**Task prompt**.
Take the data below and repeat it exactly.

:: Data

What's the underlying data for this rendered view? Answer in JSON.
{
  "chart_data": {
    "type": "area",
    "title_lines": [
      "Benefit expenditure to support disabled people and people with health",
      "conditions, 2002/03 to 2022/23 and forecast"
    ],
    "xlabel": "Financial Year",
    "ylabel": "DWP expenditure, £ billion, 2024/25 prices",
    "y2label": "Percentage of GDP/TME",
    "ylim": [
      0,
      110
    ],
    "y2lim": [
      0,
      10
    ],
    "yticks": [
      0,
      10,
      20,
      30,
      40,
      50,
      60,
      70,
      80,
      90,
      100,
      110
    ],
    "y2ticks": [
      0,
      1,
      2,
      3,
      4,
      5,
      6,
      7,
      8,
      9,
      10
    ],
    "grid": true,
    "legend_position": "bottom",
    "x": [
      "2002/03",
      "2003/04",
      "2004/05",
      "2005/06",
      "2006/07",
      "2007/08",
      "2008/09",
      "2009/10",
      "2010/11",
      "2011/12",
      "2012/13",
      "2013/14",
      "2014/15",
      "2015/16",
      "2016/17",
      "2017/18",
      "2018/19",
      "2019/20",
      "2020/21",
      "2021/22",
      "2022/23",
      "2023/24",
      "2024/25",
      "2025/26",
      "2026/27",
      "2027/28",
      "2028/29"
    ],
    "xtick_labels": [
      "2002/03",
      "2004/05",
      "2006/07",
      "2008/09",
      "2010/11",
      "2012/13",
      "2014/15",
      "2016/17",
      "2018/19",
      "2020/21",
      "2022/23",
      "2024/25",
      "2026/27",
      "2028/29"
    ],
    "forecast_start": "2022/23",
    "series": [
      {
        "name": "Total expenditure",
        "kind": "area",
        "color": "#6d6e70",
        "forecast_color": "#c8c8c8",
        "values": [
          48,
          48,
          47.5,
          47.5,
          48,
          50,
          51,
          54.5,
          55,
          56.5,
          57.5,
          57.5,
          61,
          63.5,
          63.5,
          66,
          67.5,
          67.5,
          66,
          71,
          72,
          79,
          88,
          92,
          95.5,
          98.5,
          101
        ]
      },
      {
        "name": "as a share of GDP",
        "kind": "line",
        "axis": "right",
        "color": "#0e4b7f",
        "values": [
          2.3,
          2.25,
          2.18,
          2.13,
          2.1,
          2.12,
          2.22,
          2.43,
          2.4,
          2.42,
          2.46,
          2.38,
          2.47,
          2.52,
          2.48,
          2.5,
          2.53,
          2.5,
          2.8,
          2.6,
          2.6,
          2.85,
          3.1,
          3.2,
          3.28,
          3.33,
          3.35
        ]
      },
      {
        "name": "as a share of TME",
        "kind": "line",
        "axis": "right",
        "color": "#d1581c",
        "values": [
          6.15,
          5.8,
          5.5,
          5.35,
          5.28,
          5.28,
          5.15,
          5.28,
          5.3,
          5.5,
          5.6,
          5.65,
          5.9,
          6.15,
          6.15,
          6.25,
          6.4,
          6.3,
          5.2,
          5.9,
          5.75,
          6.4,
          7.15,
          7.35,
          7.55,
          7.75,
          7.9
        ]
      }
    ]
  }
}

::::

**In response**.
What's the underlying data for this rendered view? Answer in JSON.
{
  "chart_data": {
    "type": "area",
    "title_lines": [
      "Benefit expenditure to support disabled people and people with health",
      "conditions, 2002/03 to 2022/23 and forecast"
    ],
    "xlabel": "Financial Year",
    "ylabel": "DWP expenditure, £ billion, 2024/25 prices",
    "y2label": "Percentage of GDP/TME",
    "ylim": [
      0,
      110
    ],
    "y2lim": [
      0,
      10
    ],
    "yticks": [
      0,
      10,
      20,
      30,
      40,
      50,
      60,
      70,
      80,
      90,
      100,
      110
    ],
    "y2ticks": [
      0,
      1,
      2,
      3,
      4,
      5,
      6,
      7,
      8,
      9,
      10
    ],
    "grid": true,
    "legend_position": "bottom",
    "x": [
      "2002/03",
      "2003/04",
      "2004/05",
      "2005/06",
      "2006/07",
      "2007/08",
      "2008/09",
      "2009/10",
      "2010/11",
      "2011/12",
      "2012/13",
      "2013/14",
      "2014/15",
      "2015/16",
      "2016/17",
      "2017/18",
      "2018/19",
      "2019/20",
      "2020/21",
      "2021/22",
      "2022/23",
      "2023/24",
      "2024/25",
      "2025/26",
      "2026/27",
      "2027/28",
      "2028/29"
    ],
    "xtick_labels": [
      "2002/03",
      "2004/05",
      "2006/07",
      "2008/09",
      "2010/11",
      "2012/13",
      "2014/15",
      "2016/17",
      "2018/19",
      "2020/21",
      "2022/23",
      "2024/25",
      "2026/27",
      "2028/29"
    ],
    "forecast_start": "2022/23",
    "series": [
      {
        "name": "Total expenditure",
        "kind": "area",
        "color": "#6d6e70",
        "forecast_color": "#c8c8c8",
        "values": [
          48,
          48,
          47.5,
          47.5,
          48,
          50,
          51,
          54.5,
          55,
          56.5,
          57.5,
          57.5,
          61,
          63.5,
          63.5,
          66,
          67.5,
          67.5,
          66,
          71,
          72,
          79,
          88,
          92,
          95.5,
          98.5,
          101
        ]
      },
      {
        "name": "as a share of GDP",
        "kind": "line",
        "axis": "right",
        "color": "#0e4b7f",
        "values": [
          2.3,
          2.25,
          2.18,
          2.13,
          2.1,
          2.12,
          2.22,
          2.43,
          2.4,
          2.42,
          2.46,
          2.38,
          2.47,
          2.52,
          2.48,
          2.5,
          2.53,
          2.5,
          2.8,
          2.6,
          2.6,
          2.85,
          3.1,
          3.2,
          3.28,
          3.33,
          3.35
        ]
      },
      {
        "name": "as a share of TME",
        "kind": "line",
        "axis": "right",
        "color": "#d1581c",
        "values": [
          6.15,
          5.8,
          5.5,
          5.35,
          5.28,
          5.28,
          5.15,
          5.28,
          5.3,
          5.5,
          5.6,
          5.65,
          5.9,
          6.15,
          6.15,
          6.25,
          6.4,
          6.3,
          5.2,
          5.9,
          5.75,
          6.4,
          7.15,
          7.35,
          7.55,
          7.75,
          7.9
        ]
      }
    ]
  }
}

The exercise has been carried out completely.